Problem to work on:
Look for the word "Tilaustiedot" in the entries below, then copy every line that has it.

Exercise materials:
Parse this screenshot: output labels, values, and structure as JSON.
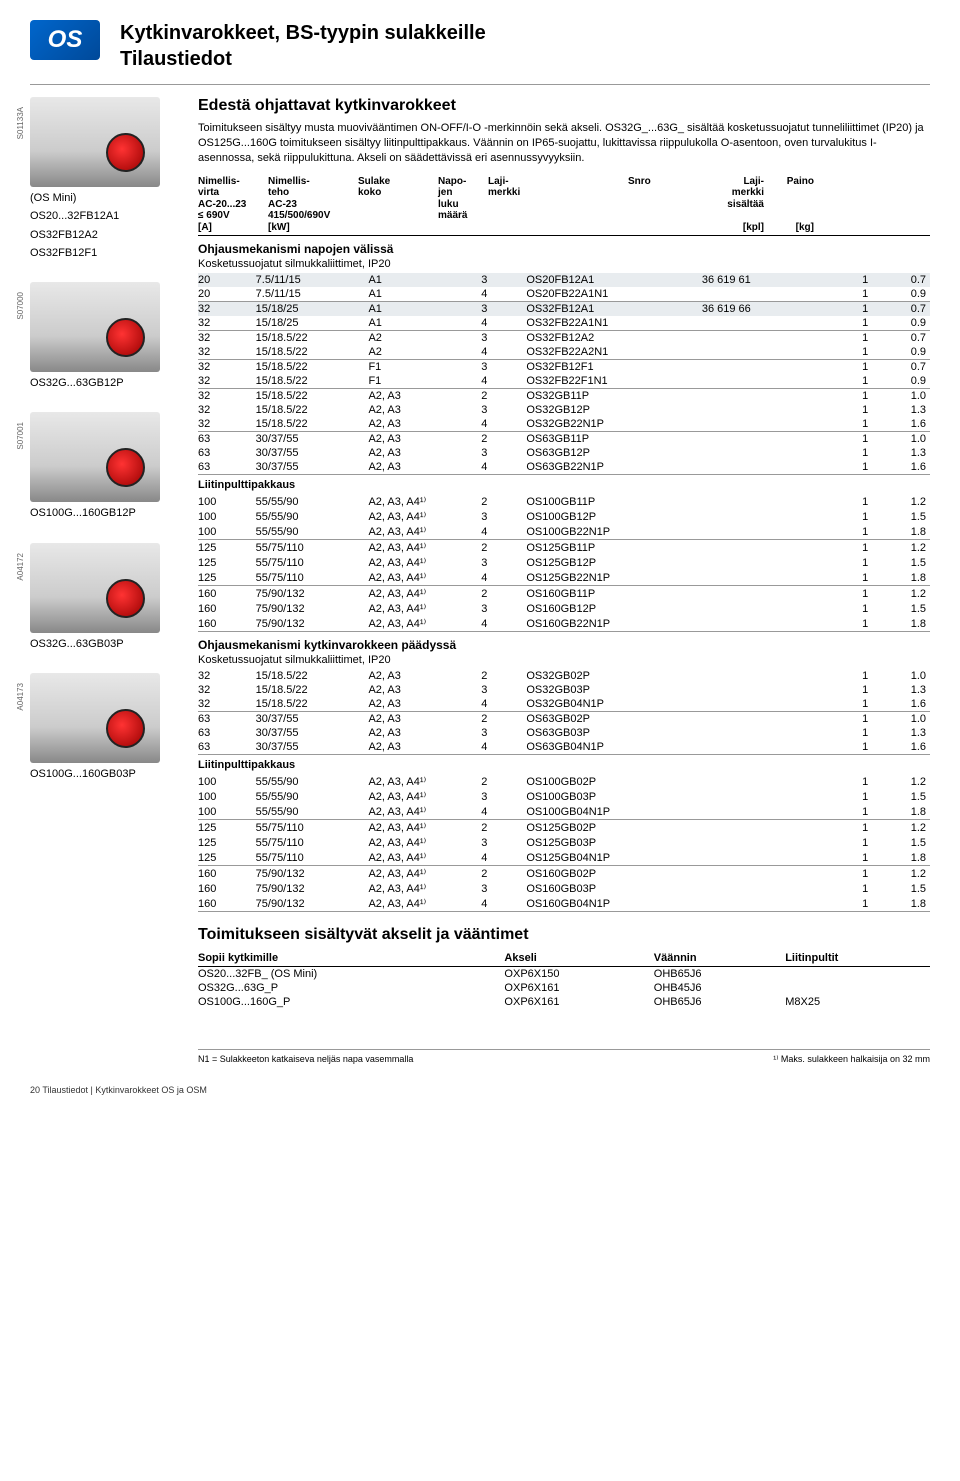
{
  "logo_text": "OS",
  "page_title_1": "Kytkinvarokkeet, BS-tyypin sulakkeille",
  "page_title_2": "Tilaustiedot",
  "left_products": [
    {
      "side": "S01133A",
      "labels": [
        "(OS Mini)",
        "OS20...32FB12A1",
        "OS32FB12A2",
        "OS32FB12F1"
      ]
    },
    {
      "side": "S07000",
      "labels": [
        "OS32G...63GB12P"
      ]
    },
    {
      "side": "S07001",
      "labels": [
        "OS100G...160GB12P"
      ]
    },
    {
      "side": "A04172",
      "labels": [
        "OS32G...63GB03P"
      ]
    },
    {
      "side": "A04173",
      "labels": [
        "OS100G...160GB03P"
      ]
    }
  ],
  "section1_title": "Edestä ohjattavat kytkinvarokkeet",
  "intro": "Toimitukseen sisältyy musta muovivääntimen ON-OFF/I-O -merkinnöin sekä akseli. OS32G_...63G_ sisältää kosketussuojatut tunneliliittimet (IP20) ja OS125G...160G toimitukseen sisältyy liitinpulttipakkaus. Väännin on IP65-suojattu, lukittavissa riippulukolla O-asentoon, oven turvalukitus I-asennossa, sekä riippulukittuna. Akseli on säädettävissä eri asennussyvyyksiin.",
  "headers": {
    "virta": "Nimellis-\nvirta\nAC-20...23\n≤ 690V\n[A]",
    "teho": "Nimellis-\nteho\nAC-23\n415/500/690V\n[kW]",
    "sulake": "Sulake\nkoko",
    "napo": "Napo-\njen\nluku\nmäärä",
    "laji": "Laji-\nmerkki",
    "snro": "Snro",
    "sis": "Laji-\nmerkki\nsisältää\n\n[kpl]",
    "paino": "Paino\n\n\n\n[kg]"
  },
  "sub1": "Ohjausmekanismi napojen välissä",
  "sub1b": "Kosketussuojatut silmukkaliittimet, IP20",
  "table1": [
    {
      "hl": true,
      "r": [
        "20",
        "7.5/11/15",
        "A1",
        "3",
        "OS20FB12A1",
        "36 619 61",
        "1",
        "0.7"
      ]
    },
    {
      "r": [
        "20",
        "7.5/11/15",
        "A1",
        "4",
        "OS20FB22A1N1",
        "",
        "1",
        "0.9"
      ],
      "sep": true
    },
    {
      "hl": true,
      "r": [
        "32",
        "15/18/25",
        "A1",
        "3",
        "OS32FB12A1",
        "36 619 66",
        "1",
        "0.7"
      ]
    },
    {
      "r": [
        "32",
        "15/18/25",
        "A1",
        "4",
        "OS32FB22A1N1",
        "",
        "1",
        "0.9"
      ],
      "sep": true
    },
    {
      "r": [
        "32",
        "15/18.5/22",
        "A2",
        "3",
        "OS32FB12A2",
        "",
        "1",
        "0.7"
      ]
    },
    {
      "r": [
        "32",
        "15/18.5/22",
        "A2",
        "4",
        "OS32FB22A2N1",
        "",
        "1",
        "0.9"
      ],
      "sep": true
    },
    {
      "r": [
        "32",
        "15/18.5/22",
        "F1",
        "3",
        "OS32FB12F1",
        "",
        "1",
        "0.7"
      ]
    },
    {
      "r": [
        "32",
        "15/18.5/22",
        "F1",
        "4",
        "OS32FB22F1N1",
        "",
        "1",
        "0.9"
      ],
      "sep": true
    },
    {
      "r": [
        "32",
        "15/18.5/22",
        "A2, A3",
        "2",
        "OS32GB11P",
        "",
        "1",
        "1.0"
      ]
    },
    {
      "r": [
        "32",
        "15/18.5/22",
        "A2, A3",
        "3",
        "OS32GB12P",
        "",
        "1",
        "1.3"
      ]
    },
    {
      "r": [
        "32",
        "15/18.5/22",
        "A2, A3",
        "4",
        "OS32GB22N1P",
        "",
        "1",
        "1.6"
      ],
      "sep": true
    },
    {
      "r": [
        "63",
        "30/37/55",
        "A2, A3",
        "2",
        "OS63GB11P",
        "",
        "1",
        "1.0"
      ]
    },
    {
      "r": [
        "63",
        "30/37/55",
        "A2, A3",
        "3",
        "OS63GB12P",
        "",
        "1",
        "1.3"
      ]
    },
    {
      "r": [
        "63",
        "30/37/55",
        "A2, A3",
        "4",
        "OS63GB22N1P",
        "",
        "1",
        "1.6"
      ],
      "sep": true
    }
  ],
  "sub_liitin": "Liitinpulttipakkaus",
  "table1b": [
    {
      "r": [
        "100",
        "55/55/90",
        "A2, A3, A4¹⁾",
        "2",
        "OS100GB11P",
        "",
        "1",
        "1.2"
      ]
    },
    {
      "r": [
        "100",
        "55/55/90",
        "A2, A3, A4¹⁾",
        "3",
        "OS100GB12P",
        "",
        "1",
        "1.5"
      ]
    },
    {
      "r": [
        "100",
        "55/55/90",
        "A2, A3, A4¹⁾",
        "4",
        "OS100GB22N1P",
        "",
        "1",
        "1.8"
      ],
      "sep": true
    },
    {
      "r": [
        "125",
        "55/75/110",
        "A2, A3, A4¹⁾",
        "2",
        "OS125GB11P",
        "",
        "1",
        "1.2"
      ]
    },
    {
      "r": [
        "125",
        "55/75/110",
        "A2, A3, A4¹⁾",
        "3",
        "OS125GB12P",
        "",
        "1",
        "1.5"
      ]
    },
    {
      "r": [
        "125",
        "55/75/110",
        "A2, A3, A4¹⁾",
        "4",
        "OS125GB22N1P",
        "",
        "1",
        "1.8"
      ],
      "sep": true
    },
    {
      "r": [
        "160",
        "75/90/132",
        "A2, A3, A4¹⁾",
        "2",
        "OS160GB11P",
        "",
        "1",
        "1.2"
      ]
    },
    {
      "r": [
        "160",
        "75/90/132",
        "A2, A3, A4¹⁾",
        "3",
        "OS160GB12P",
        "",
        "1",
        "1.5"
      ]
    },
    {
      "r": [
        "160",
        "75/90/132",
        "A2, A3, A4¹⁾",
        "4",
        "OS160GB22N1P",
        "",
        "1",
        "1.8"
      ],
      "sep": true
    }
  ],
  "sub2": "Ohjausmekanismi kytkinvarokkeen päädyssä",
  "sub2b": "Kosketussuojatut silmukkaliittimet, IP20",
  "table2": [
    {
      "r": [
        "32",
        "15/18.5/22",
        "A2, A3",
        "2",
        "OS32GB02P",
        "",
        "1",
        "1.0"
      ]
    },
    {
      "r": [
        "32",
        "15/18.5/22",
        "A2, A3",
        "3",
        "OS32GB03P",
        "",
        "1",
        "1.3"
      ]
    },
    {
      "r": [
        "32",
        "15/18.5/22",
        "A2, A3",
        "4",
        "OS32GB04N1P",
        "",
        "1",
        "1.6"
      ],
      "sep": true
    },
    {
      "r": [
        "63",
        "30/37/55",
        "A2, A3",
        "2",
        "OS63GB02P",
        "",
        "1",
        "1.0"
      ]
    },
    {
      "r": [
        "63",
        "30/37/55",
        "A2, A3",
        "3",
        "OS63GB03P",
        "",
        "1",
        "1.3"
      ]
    },
    {
      "r": [
        "63",
        "30/37/55",
        "A2, A3",
        "4",
        "OS63GB04N1P",
        "",
        "1",
        "1.6"
      ],
      "sep": true
    }
  ],
  "table2b": [
    {
      "r": [
        "100",
        "55/55/90",
        "A2, A3, A4¹⁾",
        "2",
        "OS100GB02P",
        "",
        "1",
        "1.2"
      ]
    },
    {
      "r": [
        "100",
        "55/55/90",
        "A2, A3, A4¹⁾",
        "3",
        "OS100GB03P",
        "",
        "1",
        "1.5"
      ]
    },
    {
      "r": [
        "100",
        "55/55/90",
        "A2, A3, A4¹⁾",
        "4",
        "OS100GB04N1P",
        "",
        "1",
        "1.8"
      ],
      "sep": true
    },
    {
      "r": [
        "125",
        "55/75/110",
        "A2, A3, A4¹⁾",
        "2",
        "OS125GB02P",
        "",
        "1",
        "1.2"
      ]
    },
    {
      "r": [
        "125",
        "55/75/110",
        "A2, A3, A4¹⁾",
        "3",
        "OS125GB03P",
        "",
        "1",
        "1.5"
      ]
    },
    {
      "r": [
        "125",
        "55/75/110",
        "A2, A3, A4¹⁾",
        "4",
        "OS125GB04N1P",
        "",
        "1",
        "1.8"
      ],
      "sep": true
    },
    {
      "r": [
        "160",
        "75/90/132",
        "A2, A3, A4¹⁾",
        "2",
        "OS160GB02P",
        "",
        "1",
        "1.2"
      ]
    },
    {
      "r": [
        "160",
        "75/90/132",
        "A2, A3, A4¹⁾",
        "3",
        "OS160GB03P",
        "",
        "1",
        "1.5"
      ]
    },
    {
      "r": [
        "160",
        "75/90/132",
        "A2, A3, A4¹⁾",
        "4",
        "OS160GB04N1P",
        "",
        "1",
        "1.8"
      ],
      "sep": true
    }
  ],
  "section2_title": "Toimitukseen sisältyvät akselit ja vääntimet",
  "axle_headers": [
    "Sopii kytkimille",
    "Akseli",
    "Väännin",
    "Liitinpultit"
  ],
  "axle_rows": [
    [
      "OS20...32FB_ (OS Mini)",
      "OXP6X150",
      "OHB65J6",
      ""
    ],
    [
      "OS32G...63G_P",
      "OXP6X161",
      "OHB45J6",
      ""
    ],
    [
      "OS100G...160G_P",
      "OXP6X161",
      "OHB65J6",
      "M8X25"
    ]
  ],
  "footnote_left": "N1 = Sulakkeeton katkaiseva neljäs napa vasemmalla",
  "footnote_right": "¹⁾ Maks. sulakkeen halkaisija on 32 mm",
  "page_footer": "20  Tilaustiedot | Kytkinvarokkeet OS ja OSM"
}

The reply:
  "page_title_2": "Tilaustiedot",
  "page_footer": "20  Tilaustiedot | Kytkinvarokkeet OS ja OSM"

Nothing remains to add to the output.